(Dataset records)
━━━━━━
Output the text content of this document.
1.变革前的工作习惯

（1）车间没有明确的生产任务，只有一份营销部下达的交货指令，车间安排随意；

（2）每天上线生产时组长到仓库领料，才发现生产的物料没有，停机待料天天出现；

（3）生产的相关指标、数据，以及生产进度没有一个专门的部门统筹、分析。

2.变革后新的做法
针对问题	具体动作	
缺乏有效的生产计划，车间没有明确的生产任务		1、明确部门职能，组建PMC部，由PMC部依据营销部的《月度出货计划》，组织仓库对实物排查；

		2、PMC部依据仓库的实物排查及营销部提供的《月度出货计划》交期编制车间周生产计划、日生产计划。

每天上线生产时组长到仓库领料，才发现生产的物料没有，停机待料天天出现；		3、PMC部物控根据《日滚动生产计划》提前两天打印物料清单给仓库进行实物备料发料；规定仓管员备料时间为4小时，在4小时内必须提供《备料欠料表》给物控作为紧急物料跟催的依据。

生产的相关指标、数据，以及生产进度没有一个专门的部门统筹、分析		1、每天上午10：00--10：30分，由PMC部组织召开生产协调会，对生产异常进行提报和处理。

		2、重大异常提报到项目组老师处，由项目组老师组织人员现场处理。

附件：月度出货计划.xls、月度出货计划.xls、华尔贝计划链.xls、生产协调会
━━━━━━
_STATED PROBLEM_. Repeat the material above in full, exactly as it stands.

_SOLVED PROBLEM_.
Output the text content of this document.
1.变革前的工作习惯

（1）车间没有明确的生产任务，只有一份营销部下达的交货指令，车间安排随意；

（2）每天上线生产时组长到仓库领料，才发现生产的物料没有，停机待料天天出现；

（3）生产的相关指标、数据，以及生产进度没有一个专门的部门统筹、分析。

2.变革后新的做法
针对问题	具体动作	
缺乏有效的生产计划，车间没有明确的生产任务		1、明确部门职能，组建PMC部，由PMC部依据营销部的《月度出货计划》，组织仓库对实物排查；

		2、PMC部依据仓库的实物排查及营销部提供的《月度出货计划》交期编制车间周生产计划、日生产计划。

每天上线生产时组长到仓库领料，才发现生产的物料没有，停机待料天天出现；		3、PMC部物控根据《日滚动生产计划》提前两天打印物料清单给仓库进行实物备料发料；规定仓管员备料时间为4小时，在4小时内必须提供《备料欠料表》给物控作为紧急物料跟催的依据。

生产的相关指标、数据，以及生产进度没有一个专门的部门统筹、分析		1、每天上午10：00--10：30分，由PMC部组织召开生产协调会，对生产异常进行提报和处理。

		2、重大异常提报到项目组老师处，由项目组老师组织人员现场处理。

附件：月度出货计划.xls、月度出货计划.xls、华尔贝计划链.xls、生产协调会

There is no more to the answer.